PROBLEM TO WORK ON -
Search the material and gather each line with "Schwerpunkt" in it.

════════════════════

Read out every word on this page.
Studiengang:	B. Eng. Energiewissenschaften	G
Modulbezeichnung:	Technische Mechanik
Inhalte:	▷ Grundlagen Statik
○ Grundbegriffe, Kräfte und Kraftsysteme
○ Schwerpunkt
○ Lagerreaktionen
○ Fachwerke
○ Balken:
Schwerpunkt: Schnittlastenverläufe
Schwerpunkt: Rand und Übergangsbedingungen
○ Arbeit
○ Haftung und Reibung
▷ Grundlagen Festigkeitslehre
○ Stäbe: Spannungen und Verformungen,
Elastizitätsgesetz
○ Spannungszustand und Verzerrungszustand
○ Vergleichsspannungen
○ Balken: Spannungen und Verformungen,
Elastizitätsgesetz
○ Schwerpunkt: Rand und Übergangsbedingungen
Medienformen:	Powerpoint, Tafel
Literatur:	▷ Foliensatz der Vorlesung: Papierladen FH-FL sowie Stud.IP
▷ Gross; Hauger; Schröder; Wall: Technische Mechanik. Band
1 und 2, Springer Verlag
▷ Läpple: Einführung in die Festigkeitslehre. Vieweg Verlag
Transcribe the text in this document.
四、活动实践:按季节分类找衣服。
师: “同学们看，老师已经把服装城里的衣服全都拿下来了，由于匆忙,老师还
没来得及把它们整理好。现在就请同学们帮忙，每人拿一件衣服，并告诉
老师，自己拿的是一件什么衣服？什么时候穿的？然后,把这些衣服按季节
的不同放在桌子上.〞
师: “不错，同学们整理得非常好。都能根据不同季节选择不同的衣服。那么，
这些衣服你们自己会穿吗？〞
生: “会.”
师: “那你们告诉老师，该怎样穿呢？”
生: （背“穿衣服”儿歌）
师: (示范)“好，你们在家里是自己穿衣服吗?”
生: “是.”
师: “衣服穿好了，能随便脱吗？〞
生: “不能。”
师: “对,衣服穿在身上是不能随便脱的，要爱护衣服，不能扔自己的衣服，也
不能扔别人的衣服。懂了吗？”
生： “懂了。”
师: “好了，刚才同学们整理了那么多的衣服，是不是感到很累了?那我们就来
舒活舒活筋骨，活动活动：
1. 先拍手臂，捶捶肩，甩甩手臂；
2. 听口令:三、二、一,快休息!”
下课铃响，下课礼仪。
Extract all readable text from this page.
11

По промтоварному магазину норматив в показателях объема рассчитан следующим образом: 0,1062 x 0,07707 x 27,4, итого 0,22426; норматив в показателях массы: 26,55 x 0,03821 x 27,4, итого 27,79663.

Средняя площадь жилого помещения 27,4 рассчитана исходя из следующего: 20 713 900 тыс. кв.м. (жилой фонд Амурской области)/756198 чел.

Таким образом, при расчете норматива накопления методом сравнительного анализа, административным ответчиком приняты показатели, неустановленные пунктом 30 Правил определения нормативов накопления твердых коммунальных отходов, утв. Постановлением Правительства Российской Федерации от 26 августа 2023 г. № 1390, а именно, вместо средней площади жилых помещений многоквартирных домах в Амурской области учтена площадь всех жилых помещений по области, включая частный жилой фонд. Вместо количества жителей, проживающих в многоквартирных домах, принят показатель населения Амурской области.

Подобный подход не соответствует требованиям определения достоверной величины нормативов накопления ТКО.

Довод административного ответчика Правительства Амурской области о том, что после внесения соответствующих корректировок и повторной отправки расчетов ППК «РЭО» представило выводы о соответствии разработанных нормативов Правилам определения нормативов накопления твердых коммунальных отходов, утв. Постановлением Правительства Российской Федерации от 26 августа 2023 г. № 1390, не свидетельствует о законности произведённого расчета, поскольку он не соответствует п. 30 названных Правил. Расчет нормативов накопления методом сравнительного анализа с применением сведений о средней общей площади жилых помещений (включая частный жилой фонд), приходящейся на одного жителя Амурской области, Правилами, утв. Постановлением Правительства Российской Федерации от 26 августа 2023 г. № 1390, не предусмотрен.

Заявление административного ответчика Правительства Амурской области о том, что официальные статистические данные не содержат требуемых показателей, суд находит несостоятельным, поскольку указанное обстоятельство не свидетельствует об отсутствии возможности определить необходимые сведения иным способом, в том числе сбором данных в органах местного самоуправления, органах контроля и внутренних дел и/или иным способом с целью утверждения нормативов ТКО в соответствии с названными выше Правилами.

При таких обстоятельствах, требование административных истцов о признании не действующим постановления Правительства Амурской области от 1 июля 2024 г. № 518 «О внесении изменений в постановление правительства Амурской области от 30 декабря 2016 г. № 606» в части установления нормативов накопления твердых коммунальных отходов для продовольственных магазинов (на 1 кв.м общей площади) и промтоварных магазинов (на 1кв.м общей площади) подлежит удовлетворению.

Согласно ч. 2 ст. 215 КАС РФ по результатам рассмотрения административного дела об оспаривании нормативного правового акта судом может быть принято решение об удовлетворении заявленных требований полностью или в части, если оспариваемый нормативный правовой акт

════════════════════

SOLUTION FOR THIS TASK -
○ Schwerpunkt
Schwerpunkt: Schnittlastenverläufe
Schwerpunkt: Rand und Übergangsbedingungen
○ Schwerpunkt: Rand und Übergangsbedingungen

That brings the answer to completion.